TASK GOAL:
Repeat the whole listing exactly.

GIVEN RECORDS:

┌──

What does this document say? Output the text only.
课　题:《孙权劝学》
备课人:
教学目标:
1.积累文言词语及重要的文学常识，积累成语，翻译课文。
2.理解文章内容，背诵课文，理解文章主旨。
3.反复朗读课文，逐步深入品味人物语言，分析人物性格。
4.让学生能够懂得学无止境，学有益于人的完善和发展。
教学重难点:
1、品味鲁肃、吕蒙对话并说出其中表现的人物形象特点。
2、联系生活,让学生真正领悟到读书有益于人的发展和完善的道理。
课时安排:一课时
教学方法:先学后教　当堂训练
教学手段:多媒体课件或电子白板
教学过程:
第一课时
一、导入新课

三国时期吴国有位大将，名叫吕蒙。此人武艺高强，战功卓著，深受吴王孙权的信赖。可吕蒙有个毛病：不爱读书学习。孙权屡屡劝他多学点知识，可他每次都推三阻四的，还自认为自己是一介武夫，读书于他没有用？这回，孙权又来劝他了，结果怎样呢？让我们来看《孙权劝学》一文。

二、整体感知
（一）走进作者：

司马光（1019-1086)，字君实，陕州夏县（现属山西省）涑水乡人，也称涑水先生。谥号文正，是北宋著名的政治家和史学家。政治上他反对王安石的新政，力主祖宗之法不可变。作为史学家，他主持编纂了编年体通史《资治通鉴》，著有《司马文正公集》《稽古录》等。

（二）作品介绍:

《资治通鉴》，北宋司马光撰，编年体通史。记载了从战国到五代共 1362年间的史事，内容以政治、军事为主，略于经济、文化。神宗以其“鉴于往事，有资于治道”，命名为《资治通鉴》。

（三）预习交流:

└──

REPLY:
What does this document say? Output the text only.
课　题:《孙权劝学》
备课人:
教学目标:
1.积累文言词语及重要的文学常识，积累成语，翻译课文。
2.理解文章内容，背诵课文，理解文章主旨。
3.反复朗读课文，逐步深入品味人物语言，分析人物性格。
4.让学生能够懂得学无止境，学有益于人的完善和发展。
教学重难点:
1、品味鲁肃、吕蒙对话并说出其中表现的人物形象特点。
2、联系生活,让学生真正领悟到读书有益于人的发展和完善的道理。
课时安排:一课时
教学方法:先学后教　当堂训练
教学手段:多媒体课件或电子白板
教学过程:
第一课时
一、导入新课

三国时期吴国有位大将，名叫吕蒙。此人武艺高强，战功卓著，深受吴王孙权的信赖。可吕蒙有个毛病：不爱读书学习。孙权屡屡劝他多学点知识，可他每次都推三阻四的，还自认为自己是一介武夫，读书于他没有用？这回，孙权又来劝他了，结果怎样呢？让我们来看《孙权劝学》一文。

二、整体感知
（一）走进作者：

司马光（1019-1086)，字君实，陕州夏县（现属山西省）涑水乡人，也称涑水先生。谥号文正，是北宋著名的政治家和史学家。政治上他反对王安石的新政，力主祖宗之法不可变。作为史学家，他主持编纂了编年体通史《资治通鉴》，著有《司马文正公集》《稽古录》等。

（二）作品介绍:

《资治通鉴》，北宋司马光撰，编年体通史。记载了从战国到五代共 1362年间的史事，内容以政治、军事为主，略于经济、文化。神宗以其“鉴于往事，有资于治道”，命名为《资治通鉴》。

（三）预习交流:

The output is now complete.